> **Document passage**
§

Clinical diagnostics: the future
For a clinical diagnostic to impact the commercial market in three to five years, it has to be in relatively late development today since the process of validation, approval, and commercialization can take several years. So, if it’s not already well on the way, it’s not going to be here in three to five years.
But I think that we will see many more clinical diagnostics developed in the next three to five years. I know that they are in the pipelines of pharmaceutical companies as well as diagnostic companies. A lot of what the diagnostic companies are focused on are prognostic tests that are going to help physicians determine the relative risk of proceeding without therapy. There are diagnostics out there for breast cancer, and colorectal and prostate cancer diagnostics will soon be on the market.
The next, and in my mind, the most important, diagnostics in development are those that can help physicians and their patients identify what the best therapy is for them. These predictive tests that we’re working on for SPRYCEL, ERBITUX, etc., are going to benefit patients, payers and pharmaceutical companies alike, by providing more efficacious therapies for these individuals and getting them to the market sooner.

§

> **Dataset excerpts**
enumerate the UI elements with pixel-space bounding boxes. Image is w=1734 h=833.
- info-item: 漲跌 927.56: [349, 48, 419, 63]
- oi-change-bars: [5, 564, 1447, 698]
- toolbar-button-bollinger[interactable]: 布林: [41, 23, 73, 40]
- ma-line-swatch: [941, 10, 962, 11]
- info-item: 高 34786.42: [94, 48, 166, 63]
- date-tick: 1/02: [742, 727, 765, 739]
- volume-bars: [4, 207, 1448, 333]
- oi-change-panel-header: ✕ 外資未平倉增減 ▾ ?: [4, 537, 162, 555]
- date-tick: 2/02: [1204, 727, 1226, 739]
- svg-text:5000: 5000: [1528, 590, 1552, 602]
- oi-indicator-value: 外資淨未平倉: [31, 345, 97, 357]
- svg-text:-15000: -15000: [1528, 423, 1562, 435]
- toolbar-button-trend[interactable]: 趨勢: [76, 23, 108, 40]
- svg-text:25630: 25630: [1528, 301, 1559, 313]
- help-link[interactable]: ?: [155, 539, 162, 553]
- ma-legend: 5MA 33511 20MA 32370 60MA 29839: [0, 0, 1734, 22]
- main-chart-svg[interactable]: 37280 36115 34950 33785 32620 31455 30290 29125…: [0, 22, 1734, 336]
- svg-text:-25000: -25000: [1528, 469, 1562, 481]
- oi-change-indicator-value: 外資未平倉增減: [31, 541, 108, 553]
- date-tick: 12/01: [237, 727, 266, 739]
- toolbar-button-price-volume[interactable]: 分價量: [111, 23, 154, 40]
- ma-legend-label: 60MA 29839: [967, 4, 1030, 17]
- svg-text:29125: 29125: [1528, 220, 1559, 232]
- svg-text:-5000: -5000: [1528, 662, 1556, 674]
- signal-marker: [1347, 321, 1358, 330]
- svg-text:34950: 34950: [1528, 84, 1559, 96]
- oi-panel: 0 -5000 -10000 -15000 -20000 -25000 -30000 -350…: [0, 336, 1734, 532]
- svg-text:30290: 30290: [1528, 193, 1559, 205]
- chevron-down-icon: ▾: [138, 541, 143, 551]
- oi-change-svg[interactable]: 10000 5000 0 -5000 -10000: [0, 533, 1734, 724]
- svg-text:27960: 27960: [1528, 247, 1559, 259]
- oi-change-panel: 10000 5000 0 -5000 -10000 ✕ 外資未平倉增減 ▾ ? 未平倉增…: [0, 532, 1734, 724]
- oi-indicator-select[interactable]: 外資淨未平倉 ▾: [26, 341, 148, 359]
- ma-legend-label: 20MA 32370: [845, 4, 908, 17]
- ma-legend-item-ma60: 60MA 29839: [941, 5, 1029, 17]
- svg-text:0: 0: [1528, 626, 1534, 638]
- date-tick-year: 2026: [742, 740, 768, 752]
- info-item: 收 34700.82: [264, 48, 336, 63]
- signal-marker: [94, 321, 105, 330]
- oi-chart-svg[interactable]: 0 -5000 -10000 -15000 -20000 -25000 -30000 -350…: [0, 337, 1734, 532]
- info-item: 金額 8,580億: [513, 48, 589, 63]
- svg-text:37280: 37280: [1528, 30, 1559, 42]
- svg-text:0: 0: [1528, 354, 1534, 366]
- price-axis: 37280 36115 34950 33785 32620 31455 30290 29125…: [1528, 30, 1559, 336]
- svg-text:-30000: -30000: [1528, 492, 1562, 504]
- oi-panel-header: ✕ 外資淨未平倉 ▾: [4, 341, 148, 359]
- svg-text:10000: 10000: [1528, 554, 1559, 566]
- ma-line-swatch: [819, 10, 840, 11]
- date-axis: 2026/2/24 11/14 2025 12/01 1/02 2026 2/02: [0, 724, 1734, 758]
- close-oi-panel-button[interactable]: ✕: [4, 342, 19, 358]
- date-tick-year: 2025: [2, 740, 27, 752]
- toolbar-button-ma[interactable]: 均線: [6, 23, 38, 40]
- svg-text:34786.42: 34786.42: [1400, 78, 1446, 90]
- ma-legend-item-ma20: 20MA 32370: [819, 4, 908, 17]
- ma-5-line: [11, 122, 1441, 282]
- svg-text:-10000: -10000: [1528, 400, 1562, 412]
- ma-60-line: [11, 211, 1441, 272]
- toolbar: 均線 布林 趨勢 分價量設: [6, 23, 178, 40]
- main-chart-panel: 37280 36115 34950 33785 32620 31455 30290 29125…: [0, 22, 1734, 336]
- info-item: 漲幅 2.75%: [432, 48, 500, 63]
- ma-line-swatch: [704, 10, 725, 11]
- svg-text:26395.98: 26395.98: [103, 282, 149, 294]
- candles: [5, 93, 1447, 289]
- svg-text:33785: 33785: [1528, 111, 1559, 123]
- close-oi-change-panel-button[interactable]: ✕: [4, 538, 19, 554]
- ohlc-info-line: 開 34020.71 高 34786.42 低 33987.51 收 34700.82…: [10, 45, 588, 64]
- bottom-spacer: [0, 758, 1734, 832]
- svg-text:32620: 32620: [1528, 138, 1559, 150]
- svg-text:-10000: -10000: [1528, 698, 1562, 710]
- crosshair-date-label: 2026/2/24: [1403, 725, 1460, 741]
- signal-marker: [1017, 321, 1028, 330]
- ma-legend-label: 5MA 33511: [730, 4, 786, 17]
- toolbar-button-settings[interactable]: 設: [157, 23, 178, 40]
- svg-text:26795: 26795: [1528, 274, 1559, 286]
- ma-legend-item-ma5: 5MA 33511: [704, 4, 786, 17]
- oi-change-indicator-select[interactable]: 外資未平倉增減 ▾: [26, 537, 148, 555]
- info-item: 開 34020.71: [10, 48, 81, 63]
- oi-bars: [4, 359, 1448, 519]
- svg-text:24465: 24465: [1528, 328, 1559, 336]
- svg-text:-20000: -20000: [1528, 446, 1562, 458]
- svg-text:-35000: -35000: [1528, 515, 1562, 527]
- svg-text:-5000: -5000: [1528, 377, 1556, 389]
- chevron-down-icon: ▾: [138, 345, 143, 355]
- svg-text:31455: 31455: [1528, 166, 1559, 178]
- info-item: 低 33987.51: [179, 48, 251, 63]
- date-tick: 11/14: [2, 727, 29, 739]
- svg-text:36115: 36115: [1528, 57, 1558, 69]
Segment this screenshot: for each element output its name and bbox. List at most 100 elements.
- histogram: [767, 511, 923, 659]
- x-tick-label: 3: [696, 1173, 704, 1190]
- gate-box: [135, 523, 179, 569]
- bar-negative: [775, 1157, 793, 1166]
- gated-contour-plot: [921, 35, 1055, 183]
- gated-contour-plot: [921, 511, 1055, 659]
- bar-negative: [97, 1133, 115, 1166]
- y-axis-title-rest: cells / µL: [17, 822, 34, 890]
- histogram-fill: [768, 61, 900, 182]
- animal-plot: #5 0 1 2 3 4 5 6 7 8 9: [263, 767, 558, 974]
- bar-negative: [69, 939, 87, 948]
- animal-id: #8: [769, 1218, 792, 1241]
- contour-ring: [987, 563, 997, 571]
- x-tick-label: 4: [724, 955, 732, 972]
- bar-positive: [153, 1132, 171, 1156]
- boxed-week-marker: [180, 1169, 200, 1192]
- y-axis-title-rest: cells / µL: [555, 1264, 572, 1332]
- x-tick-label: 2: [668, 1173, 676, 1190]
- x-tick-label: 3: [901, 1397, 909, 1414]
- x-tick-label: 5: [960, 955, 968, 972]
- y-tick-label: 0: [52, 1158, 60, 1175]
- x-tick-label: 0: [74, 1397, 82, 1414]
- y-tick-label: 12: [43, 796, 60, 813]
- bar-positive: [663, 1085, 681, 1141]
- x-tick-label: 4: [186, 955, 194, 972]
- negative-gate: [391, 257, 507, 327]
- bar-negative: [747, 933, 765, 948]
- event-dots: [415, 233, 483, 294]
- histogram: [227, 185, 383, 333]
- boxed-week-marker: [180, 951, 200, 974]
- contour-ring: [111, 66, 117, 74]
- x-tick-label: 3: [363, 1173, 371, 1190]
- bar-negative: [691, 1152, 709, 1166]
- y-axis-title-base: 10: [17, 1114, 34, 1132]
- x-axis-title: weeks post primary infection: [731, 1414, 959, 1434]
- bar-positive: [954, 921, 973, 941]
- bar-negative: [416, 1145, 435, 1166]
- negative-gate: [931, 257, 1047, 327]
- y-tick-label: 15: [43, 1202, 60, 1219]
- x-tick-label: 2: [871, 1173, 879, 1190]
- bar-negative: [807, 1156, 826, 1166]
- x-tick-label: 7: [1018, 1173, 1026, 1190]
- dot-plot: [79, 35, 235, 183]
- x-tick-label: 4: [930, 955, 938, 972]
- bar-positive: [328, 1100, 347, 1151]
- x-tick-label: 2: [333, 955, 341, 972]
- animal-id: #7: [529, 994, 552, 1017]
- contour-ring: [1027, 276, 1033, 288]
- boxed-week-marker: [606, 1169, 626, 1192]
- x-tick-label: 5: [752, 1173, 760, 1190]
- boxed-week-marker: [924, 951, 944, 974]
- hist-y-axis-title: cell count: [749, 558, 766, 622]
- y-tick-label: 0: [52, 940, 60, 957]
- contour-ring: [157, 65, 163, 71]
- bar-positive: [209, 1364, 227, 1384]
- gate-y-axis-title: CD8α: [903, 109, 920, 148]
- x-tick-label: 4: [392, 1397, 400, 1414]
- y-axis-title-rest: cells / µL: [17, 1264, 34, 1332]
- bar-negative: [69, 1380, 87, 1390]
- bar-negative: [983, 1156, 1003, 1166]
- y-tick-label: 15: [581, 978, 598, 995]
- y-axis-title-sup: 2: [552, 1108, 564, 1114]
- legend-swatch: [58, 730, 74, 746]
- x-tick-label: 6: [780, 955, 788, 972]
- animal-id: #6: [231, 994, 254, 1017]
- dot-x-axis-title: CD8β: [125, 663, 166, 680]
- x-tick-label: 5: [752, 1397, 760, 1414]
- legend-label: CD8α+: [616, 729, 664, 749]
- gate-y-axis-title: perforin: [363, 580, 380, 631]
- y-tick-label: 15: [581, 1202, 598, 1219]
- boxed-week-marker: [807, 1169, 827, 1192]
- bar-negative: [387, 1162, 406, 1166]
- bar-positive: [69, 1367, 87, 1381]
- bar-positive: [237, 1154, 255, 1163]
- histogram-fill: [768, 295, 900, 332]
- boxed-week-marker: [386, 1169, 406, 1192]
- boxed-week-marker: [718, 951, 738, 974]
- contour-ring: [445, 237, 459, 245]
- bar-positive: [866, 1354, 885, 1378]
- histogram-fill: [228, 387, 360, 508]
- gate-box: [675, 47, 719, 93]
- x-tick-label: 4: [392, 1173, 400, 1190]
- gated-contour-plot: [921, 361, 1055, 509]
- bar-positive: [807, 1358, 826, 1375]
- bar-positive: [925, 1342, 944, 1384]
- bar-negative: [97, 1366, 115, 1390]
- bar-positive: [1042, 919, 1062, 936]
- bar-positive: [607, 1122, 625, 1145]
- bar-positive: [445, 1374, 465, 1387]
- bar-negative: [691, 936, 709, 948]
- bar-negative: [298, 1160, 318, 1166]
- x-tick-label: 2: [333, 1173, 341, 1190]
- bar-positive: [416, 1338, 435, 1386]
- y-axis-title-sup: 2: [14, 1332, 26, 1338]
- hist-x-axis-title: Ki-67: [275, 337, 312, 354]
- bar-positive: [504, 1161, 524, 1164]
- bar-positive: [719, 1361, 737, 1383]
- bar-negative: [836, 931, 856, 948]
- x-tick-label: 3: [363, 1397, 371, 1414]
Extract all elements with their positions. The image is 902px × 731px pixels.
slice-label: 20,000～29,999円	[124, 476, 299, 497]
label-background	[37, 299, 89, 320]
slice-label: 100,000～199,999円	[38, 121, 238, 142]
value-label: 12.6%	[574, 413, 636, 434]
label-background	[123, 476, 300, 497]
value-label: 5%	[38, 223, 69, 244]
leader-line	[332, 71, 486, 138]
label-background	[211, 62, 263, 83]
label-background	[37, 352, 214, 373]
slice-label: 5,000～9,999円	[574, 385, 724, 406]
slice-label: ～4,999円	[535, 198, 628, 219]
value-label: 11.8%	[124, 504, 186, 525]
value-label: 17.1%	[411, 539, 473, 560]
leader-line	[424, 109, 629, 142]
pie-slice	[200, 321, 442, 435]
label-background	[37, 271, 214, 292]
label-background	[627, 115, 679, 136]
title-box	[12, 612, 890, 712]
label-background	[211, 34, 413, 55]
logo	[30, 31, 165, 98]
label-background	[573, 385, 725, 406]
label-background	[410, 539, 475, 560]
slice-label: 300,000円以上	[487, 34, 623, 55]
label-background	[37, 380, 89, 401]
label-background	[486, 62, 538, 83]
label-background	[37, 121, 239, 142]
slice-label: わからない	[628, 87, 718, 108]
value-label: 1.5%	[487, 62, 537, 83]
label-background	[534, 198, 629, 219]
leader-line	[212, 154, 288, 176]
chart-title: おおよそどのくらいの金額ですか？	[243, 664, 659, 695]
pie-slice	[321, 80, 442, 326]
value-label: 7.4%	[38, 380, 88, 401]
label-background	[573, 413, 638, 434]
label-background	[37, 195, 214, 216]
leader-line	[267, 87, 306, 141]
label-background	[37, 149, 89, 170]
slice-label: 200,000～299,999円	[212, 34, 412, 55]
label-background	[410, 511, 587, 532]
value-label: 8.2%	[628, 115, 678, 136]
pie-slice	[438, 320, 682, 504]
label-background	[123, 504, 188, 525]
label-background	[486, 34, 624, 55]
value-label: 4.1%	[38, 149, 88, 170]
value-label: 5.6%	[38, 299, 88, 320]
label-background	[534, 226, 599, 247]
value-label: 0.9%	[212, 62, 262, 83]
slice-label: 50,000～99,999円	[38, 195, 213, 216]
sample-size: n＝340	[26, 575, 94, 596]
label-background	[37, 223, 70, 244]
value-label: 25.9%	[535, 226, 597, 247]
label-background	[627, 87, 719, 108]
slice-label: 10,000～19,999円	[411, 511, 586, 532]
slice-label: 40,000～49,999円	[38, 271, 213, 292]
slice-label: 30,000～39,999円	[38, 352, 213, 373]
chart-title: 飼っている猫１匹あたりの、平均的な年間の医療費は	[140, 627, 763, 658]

§

> **Tasks to perform**
- a) According to the clinical diagnostics passage, what kind of tests are many diagnostic companies focused on?
- b) Reproduce part of the clinical diagnostics passage word for word. Begin at the words "The next, and" and stop after "the market sooner.".
- c) Extend the clinical diagnostics passage, picking up right after its last sentence.

> **Results in order**
- a) Prognostic tests that help physicians determine the relative risk of proceeding without therapy.

- b)
The next, and in my mind, the most important, diagnostics in development are those that can help physicians and their patients identify what the best therapy is for them. These predictive tests that we’re working on for SPRYCEL, ERBITUX, etc., are going to benefit patients, payers and pharmaceutical companies alike, by providing more efficacious therapies for these individuals and getting them to the market sooner.

- c)
At Bristol-Myers Squibb, 90 percent of our early oncology portfolio is driven by a biomarker-based strategy as an alternative to the more generic one-size-fits-all strategy of yesteryear. Several of these programs have biomarkers and companion diagnostics as the only path to commercialization, meaning they won’t go forward without that companion diagnostic. Companion diagnostic is a term we’re going to hear a lot more; it’s going to be used as often as personalized medicine is today, if I’m not mistaken. This co-development of the drug with the companion diagnostic is the right thing to do for patients. In my interactions with the regulatory agencies, they always ask how we’re doing along these lines so I think it is the future. It makes sense.
We have to recognize that these diagnostics don’t get developed in isolation; they’re best developed when done in concert with the development of the drug, and if a drug takes ten years – from pre-clinical to final clinical and then regulatory approval – the companion diagnostic is going to take that long to develop. It may speed up the process a little bit but it’s not going to suddenly accelerate drug development from 10 years to two years, so it may not happen as quickly or without significant challenges.
I’d like to think that personalized medicine has had an impact and will have more of an impact in three to five years. Ten years from now I would imagine as many as 50 percent of our oncology new drug applications or supplementary NDAs will include a companion diagnostic.
As Director of the Oncology Biomarker Group, Dr. Edwin Clark focuses on the identification and use of biomarkers in the development of the oncology portfolio. In this capacity, he has been involved in the early development of a number of cancer therapies at Bristol-Myers Squibb, including SPRYCEL (dasatinib), and the panHER and panHER/VEGFR compounds as co-chair of the exploratory development team. In addition, Dr. Clark was involved in the completion of pharmacogenomic-specific studies for ixabepilone in breast cancer and ERBITUX (cetuximab) in metastatic colorectal cancer.